**Given request**: Select every line below containing the word "from".

--- START Exercise data ---

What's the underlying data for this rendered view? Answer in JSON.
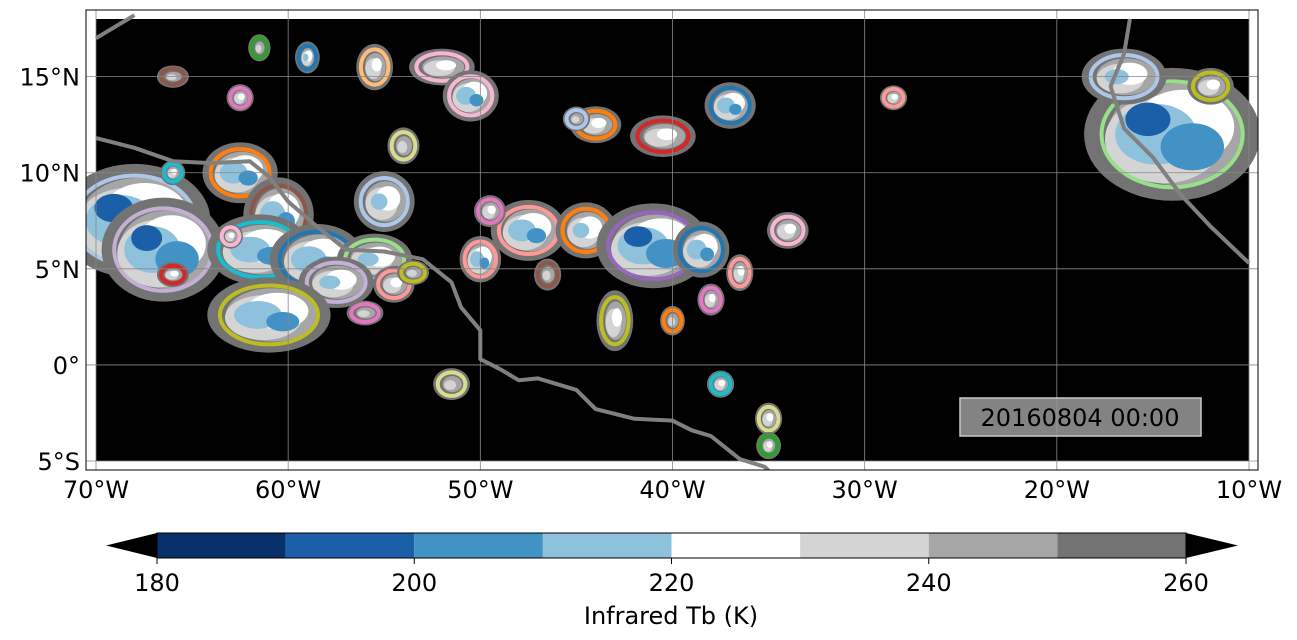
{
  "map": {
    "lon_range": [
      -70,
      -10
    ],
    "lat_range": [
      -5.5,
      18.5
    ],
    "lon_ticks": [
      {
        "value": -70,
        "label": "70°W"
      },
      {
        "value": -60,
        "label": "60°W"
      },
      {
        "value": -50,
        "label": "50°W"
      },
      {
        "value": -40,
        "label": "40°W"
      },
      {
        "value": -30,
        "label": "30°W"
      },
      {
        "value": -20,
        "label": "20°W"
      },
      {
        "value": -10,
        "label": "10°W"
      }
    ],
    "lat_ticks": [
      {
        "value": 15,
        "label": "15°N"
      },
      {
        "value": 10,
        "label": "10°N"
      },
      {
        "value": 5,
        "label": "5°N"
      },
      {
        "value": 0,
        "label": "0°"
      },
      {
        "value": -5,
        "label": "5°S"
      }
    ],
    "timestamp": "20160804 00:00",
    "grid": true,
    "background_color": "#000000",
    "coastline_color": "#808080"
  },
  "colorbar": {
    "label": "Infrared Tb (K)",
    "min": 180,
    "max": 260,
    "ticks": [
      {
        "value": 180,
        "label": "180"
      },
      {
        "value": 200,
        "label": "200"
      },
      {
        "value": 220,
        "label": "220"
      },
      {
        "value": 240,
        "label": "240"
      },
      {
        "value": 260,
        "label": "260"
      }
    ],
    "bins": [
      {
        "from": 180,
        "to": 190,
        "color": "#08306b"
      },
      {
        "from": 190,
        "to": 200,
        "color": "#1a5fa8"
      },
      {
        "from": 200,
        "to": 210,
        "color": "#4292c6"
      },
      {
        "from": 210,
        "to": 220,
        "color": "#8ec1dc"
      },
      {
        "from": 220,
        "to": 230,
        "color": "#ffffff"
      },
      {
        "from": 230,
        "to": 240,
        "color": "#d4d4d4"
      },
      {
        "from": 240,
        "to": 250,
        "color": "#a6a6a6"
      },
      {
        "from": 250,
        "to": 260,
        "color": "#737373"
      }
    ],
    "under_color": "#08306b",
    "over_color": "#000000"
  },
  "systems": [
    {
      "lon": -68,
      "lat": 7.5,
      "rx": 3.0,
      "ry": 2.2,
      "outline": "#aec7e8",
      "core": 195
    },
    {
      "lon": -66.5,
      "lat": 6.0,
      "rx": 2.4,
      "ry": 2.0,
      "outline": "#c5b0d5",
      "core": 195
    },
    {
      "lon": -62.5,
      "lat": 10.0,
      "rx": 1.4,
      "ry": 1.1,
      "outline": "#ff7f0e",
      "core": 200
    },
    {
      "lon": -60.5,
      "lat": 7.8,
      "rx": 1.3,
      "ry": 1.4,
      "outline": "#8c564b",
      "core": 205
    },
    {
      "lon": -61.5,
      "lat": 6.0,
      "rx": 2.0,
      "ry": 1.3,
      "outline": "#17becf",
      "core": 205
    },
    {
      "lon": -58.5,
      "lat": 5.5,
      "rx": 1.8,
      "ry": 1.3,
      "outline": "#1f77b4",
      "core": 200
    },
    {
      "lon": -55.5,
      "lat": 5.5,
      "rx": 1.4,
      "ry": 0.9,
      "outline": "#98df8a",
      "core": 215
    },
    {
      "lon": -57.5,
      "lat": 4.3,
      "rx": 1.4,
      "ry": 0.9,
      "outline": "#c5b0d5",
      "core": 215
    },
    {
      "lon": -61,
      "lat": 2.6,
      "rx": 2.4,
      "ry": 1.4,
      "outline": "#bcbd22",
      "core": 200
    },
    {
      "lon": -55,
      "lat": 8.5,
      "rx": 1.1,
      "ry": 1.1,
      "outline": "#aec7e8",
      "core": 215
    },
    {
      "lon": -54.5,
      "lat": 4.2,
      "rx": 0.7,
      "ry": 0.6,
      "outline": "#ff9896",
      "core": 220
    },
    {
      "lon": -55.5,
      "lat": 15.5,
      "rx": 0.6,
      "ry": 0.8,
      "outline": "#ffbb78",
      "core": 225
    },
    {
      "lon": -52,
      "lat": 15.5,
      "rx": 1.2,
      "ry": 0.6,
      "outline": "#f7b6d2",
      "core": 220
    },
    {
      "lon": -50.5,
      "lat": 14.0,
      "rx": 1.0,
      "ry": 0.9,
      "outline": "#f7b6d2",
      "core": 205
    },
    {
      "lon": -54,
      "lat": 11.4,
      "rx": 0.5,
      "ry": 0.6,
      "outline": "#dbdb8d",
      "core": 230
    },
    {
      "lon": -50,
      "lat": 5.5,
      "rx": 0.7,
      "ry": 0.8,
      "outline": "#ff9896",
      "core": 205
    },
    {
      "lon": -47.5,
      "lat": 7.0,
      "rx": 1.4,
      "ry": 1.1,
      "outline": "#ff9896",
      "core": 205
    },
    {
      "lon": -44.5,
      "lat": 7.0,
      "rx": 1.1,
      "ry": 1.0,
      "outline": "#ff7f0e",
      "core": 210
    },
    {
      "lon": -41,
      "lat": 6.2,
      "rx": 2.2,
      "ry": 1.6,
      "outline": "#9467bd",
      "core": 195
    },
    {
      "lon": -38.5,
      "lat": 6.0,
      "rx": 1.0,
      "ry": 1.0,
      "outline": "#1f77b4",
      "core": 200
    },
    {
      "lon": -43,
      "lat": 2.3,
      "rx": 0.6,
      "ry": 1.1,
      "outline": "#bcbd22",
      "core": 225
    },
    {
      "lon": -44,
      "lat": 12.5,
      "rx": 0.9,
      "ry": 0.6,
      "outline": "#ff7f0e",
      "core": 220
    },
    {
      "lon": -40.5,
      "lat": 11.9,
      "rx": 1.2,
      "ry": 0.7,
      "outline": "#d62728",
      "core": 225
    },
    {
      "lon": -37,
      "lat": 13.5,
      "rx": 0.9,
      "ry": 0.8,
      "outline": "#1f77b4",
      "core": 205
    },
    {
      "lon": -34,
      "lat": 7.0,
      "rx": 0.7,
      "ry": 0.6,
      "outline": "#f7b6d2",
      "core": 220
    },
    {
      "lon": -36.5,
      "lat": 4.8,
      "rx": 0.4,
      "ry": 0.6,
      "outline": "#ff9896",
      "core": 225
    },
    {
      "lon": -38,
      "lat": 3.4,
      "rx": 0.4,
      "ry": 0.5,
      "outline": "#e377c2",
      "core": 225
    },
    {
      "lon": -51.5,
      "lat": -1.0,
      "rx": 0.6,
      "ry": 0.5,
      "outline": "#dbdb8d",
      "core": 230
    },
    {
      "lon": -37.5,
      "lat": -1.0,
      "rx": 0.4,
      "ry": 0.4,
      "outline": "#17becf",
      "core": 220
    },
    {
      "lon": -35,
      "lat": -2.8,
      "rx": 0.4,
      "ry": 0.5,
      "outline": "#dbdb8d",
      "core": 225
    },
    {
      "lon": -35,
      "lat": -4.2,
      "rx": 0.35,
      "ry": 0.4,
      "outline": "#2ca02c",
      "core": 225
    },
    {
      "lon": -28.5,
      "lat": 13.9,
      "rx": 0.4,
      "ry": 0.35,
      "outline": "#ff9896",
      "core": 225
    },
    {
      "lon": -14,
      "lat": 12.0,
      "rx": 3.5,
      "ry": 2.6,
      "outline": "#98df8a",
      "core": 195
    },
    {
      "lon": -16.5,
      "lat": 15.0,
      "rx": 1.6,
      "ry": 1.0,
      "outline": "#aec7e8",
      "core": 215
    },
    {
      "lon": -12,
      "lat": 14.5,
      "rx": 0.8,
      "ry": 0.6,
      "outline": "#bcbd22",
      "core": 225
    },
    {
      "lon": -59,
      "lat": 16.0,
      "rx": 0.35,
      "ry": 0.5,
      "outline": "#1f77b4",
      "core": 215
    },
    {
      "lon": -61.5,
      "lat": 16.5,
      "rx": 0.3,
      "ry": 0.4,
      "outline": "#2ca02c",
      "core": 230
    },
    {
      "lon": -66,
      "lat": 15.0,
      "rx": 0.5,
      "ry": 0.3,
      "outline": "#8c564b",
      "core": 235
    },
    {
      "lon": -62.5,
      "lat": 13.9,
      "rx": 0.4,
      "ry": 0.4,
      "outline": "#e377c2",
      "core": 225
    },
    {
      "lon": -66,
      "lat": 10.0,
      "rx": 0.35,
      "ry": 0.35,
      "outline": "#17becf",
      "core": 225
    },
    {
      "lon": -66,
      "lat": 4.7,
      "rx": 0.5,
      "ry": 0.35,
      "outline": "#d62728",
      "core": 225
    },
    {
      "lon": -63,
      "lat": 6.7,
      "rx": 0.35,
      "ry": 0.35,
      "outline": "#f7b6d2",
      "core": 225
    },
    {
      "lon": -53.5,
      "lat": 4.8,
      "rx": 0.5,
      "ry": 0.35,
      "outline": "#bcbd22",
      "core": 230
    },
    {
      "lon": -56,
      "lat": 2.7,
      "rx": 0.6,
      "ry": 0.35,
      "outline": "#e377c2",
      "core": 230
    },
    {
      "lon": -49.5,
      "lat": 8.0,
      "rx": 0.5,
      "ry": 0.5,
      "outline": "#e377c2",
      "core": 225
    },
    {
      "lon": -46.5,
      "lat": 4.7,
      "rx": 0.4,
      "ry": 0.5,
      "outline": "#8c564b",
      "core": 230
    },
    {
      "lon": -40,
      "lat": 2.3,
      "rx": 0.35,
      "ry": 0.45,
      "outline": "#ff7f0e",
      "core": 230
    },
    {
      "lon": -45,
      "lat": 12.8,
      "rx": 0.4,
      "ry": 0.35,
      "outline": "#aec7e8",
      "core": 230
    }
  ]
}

--- END Exercise data ---

**Written reply**:
        "from": 180,
        "from": 190,
        "from": 200,
        "from": 210,
        "from": 220,
        "from": 230,
        "from": 240,
        "from": 250,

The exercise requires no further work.